(Extracted data entries)
"""

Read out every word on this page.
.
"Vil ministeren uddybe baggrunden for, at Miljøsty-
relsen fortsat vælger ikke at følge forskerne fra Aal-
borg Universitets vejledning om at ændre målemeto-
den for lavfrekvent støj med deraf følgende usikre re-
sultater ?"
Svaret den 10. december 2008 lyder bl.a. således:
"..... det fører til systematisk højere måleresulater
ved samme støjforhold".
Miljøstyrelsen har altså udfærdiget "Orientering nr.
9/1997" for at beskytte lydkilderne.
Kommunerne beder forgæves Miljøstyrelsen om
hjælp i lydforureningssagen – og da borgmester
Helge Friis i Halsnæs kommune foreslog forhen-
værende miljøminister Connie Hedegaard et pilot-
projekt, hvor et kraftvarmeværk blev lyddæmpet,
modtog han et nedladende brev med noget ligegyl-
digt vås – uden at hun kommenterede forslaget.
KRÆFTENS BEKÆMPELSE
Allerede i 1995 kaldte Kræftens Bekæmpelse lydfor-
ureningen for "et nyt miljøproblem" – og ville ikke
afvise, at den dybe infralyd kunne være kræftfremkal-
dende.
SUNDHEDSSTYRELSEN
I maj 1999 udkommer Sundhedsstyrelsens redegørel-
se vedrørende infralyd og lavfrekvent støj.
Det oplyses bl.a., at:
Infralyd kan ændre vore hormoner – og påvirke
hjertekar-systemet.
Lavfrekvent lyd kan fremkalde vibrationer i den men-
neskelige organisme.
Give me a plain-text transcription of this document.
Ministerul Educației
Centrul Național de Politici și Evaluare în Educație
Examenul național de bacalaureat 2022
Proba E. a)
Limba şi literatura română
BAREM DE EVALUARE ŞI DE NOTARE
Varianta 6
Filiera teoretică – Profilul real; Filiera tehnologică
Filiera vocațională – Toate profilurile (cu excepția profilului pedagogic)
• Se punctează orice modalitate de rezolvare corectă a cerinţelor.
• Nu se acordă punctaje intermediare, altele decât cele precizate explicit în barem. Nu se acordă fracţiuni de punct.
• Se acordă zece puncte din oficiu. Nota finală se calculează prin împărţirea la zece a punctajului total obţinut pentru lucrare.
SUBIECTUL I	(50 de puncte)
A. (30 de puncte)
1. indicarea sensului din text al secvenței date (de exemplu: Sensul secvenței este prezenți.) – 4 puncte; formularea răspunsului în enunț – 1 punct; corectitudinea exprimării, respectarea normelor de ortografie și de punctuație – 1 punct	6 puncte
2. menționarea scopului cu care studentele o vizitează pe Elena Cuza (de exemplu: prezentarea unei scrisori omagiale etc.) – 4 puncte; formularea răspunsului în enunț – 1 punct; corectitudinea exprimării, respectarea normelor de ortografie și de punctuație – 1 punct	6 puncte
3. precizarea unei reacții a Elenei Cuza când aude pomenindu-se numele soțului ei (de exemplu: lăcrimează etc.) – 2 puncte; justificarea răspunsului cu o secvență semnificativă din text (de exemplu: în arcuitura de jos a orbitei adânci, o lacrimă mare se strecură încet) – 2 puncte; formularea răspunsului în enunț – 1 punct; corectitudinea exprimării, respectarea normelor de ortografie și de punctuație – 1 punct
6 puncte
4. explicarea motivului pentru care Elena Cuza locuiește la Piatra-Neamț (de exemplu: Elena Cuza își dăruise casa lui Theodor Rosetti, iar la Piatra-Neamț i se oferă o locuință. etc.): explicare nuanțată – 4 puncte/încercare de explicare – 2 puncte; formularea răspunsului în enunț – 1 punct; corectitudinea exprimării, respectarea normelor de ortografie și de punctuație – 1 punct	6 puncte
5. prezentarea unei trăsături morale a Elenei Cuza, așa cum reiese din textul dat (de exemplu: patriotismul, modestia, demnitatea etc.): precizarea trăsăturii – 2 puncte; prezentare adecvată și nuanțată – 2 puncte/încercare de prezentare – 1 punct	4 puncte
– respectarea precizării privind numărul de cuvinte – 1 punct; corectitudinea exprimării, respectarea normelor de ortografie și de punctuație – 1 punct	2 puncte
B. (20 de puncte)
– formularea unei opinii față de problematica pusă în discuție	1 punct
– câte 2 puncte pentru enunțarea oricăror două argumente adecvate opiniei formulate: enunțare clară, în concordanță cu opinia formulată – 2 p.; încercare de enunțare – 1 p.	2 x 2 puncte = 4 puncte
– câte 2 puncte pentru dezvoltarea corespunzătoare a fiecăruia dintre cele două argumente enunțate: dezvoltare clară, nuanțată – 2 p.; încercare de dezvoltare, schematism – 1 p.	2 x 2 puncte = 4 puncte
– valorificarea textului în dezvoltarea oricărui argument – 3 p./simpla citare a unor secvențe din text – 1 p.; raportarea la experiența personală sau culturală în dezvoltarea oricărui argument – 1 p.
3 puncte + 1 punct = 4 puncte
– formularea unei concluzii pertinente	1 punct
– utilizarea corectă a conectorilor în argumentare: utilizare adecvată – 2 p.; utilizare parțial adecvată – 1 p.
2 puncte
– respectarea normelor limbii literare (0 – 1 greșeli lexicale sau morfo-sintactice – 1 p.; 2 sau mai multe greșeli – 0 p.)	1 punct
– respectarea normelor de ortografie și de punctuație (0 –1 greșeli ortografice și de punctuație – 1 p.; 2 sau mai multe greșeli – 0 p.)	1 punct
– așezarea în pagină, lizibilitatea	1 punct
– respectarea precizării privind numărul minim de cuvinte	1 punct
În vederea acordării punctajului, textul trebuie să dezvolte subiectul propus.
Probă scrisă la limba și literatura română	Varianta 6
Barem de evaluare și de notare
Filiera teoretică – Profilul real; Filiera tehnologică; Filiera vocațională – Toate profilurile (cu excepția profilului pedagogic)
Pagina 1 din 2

"""

Using the exact wording, write out all of the records.

Read out every word on this page.
.
"Vil ministeren uddybe baggrunden for, at Miljøsty-
relsen fortsat vælger ikke at følge forskerne fra Aal-
borg Universitets vejledning om at ændre målemeto-
den for lavfrekvent støj med deraf følgende usikre re-
sultater ?"
Svaret den 10. december 2008 lyder bl.a. således:
"..... det fører til systematisk højere måleresulater
ved samme støjforhold".
Miljøstyrelsen har altså udfærdiget "Orientering nr.
9/1997" for at beskytte lydkilderne.
Kommunerne beder forgæves Miljøstyrelsen om
hjælp i lydforureningssagen – og da borgmester
Helge Friis i Halsnæs kommune foreslog forhen-
værende miljøminister Connie Hedegaard et pilot-
projekt, hvor et kraftvarmeværk blev lyddæmpet,
modtog han et nedladende brev med noget ligegyl-
digt vås – uden at hun kommenterede forslaget.
KRÆFTENS BEKÆMPELSE
Allerede i 1995 kaldte Kræftens Bekæmpelse lydfor-
ureningen for "et nyt miljøproblem" – og ville ikke
afvise, at den dybe infralyd kunne være kræftfremkal-
dende.
SUNDHEDSSTYRELSEN
I maj 1999 udkommer Sundhedsstyrelsens redegørel-
se vedrørende infralyd og lavfrekvent støj.
Det oplyses bl.a., at:
Infralyd kan ændre vore hormoner – og påvirke
hjertekar-systemet.
Lavfrekvent lyd kan fremkalde vibrationer i den men-
neskelige organisme.
Give me a plain-text transcription of this document.
Ministerul Educației
Centrul Național de Politici și Evaluare în Educație
Examenul național de bacalaureat 2022
Proba E. a)
Limba şi literatura română
BAREM DE EVALUARE ŞI DE NOTARE
Varianta 6
Filiera teoretică – Profilul real; Filiera tehnologică
Filiera vocațională – Toate profilurile (cu excepția profilului pedagogic)
• Se punctează orice modalitate de rezolvare corectă a cerinţelor.
• Nu se acordă punctaje intermediare, altele decât cele precizate explicit în barem. Nu se acordă fracţiuni de punct.
• Se acordă zece puncte din oficiu. Nota finală se calculează prin împărţirea la zece a punctajului total obţinut pentru lucrare.
SUBIECTUL I	(50 de puncte)
A. (30 de puncte)
1. indicarea sensului din text al secvenței date (de exemplu: Sensul secvenței este prezenți.) – 4 puncte; formularea răspunsului în enunț – 1 punct; corectitudinea exprimării, respectarea normelor de ortografie și de punctuație – 1 punct	6 puncte
2. menționarea scopului cu care studentele o vizitează pe Elena Cuza (de exemplu: prezentarea unei scrisori omagiale etc.) – 4 puncte; formularea răspunsului în enunț – 1 punct; corectitudinea exprimării, respectarea normelor de ortografie și de punctuație – 1 punct	6 puncte
3. precizarea unei reacții a Elenei Cuza când aude pomenindu-se numele soțului ei (de exemplu: lăcrimează etc.) – 2 puncte; justificarea răspunsului cu o secvență semnificativă din text (de exemplu: în arcuitura de jos a orbitei adânci, o lacrimă mare se strecură încet) – 2 puncte; formularea răspunsului în enunț – 1 punct; corectitudinea exprimării, respectarea normelor de ortografie și de punctuație – 1 punct
6 puncte
4. explicarea motivului pentru care Elena Cuza locuiește la Piatra-Neamț (de exemplu: Elena Cuza își dăruise casa lui Theodor Rosetti, iar la Piatra-Neamț i se oferă o locuință. etc.): explicare nuanțată – 4 puncte/încercare de explicare – 2 puncte; formularea răspunsului în enunț – 1 punct; corectitudinea exprimării, respectarea normelor de ortografie și de punctuație – 1 punct	6 puncte
5. prezentarea unei trăsături morale a Elenei Cuza, așa cum reiese din textul dat (de exemplu: patriotismul, modestia, demnitatea etc.): precizarea trăsăturii – 2 puncte; prezentare adecvată și nuanțată – 2 puncte/încercare de prezentare – 1 punct	4 puncte
– respectarea precizării privind numărul de cuvinte – 1 punct; corectitudinea exprimării, respectarea normelor de ortografie și de punctuație – 1 punct	2 puncte
B. (20 de puncte)
– formularea unei opinii față de problematica pusă în discuție	1 punct
– câte 2 puncte pentru enunțarea oricăror două argumente adecvate opiniei formulate: enunțare clară, în concordanță cu opinia formulată – 2 p.; încercare de enunțare – 1 p.	2 x 2 puncte = 4 puncte
– câte 2 puncte pentru dezvoltarea corespunzătoare a fiecăruia dintre cele două argumente enunțate: dezvoltare clară, nuanțată – 2 p.; încercare de dezvoltare, schematism – 1 p.	2 x 2 puncte = 4 puncte
– valorificarea textului în dezvoltarea oricărui argument – 3 p./simpla citare a unor secvențe din text – 1 p.; raportarea la experiența personală sau culturală în dezvoltarea oricărui argument – 1 p.
3 puncte + 1 punct = 4 puncte
– formularea unei concluzii pertinente	1 punct
– utilizarea corectă a conectorilor în argumentare: utilizare adecvată – 2 p.; utilizare parțial adecvată – 1 p.
2 puncte
– respectarea normelor limbii literare (0 – 1 greșeli lexicale sau morfo-sintactice – 1 p.; 2 sau mai multe greșeli – 0 p.)	1 punct
– respectarea normelor de ortografie și de punctuație (0 –1 greșeli ortografice și de punctuație – 1 p.; 2 sau mai multe greșeli – 0 p.)	1 punct
– așezarea în pagină, lizibilitatea	1 punct
– respectarea precizării privind numărul minim de cuvinte	1 punct
În vederea acordării punctajului, textul trebuie să dezvolte subiectul propus.
Probă scrisă la limba și literatura română	Varianta 6
Barem de evaluare și de notare
Filiera teoretică – Profilul real; Filiera tehnologică; Filiera vocațională – Toate profilurile (cu excepția profilului pedagogic)
Pagina 1 din 2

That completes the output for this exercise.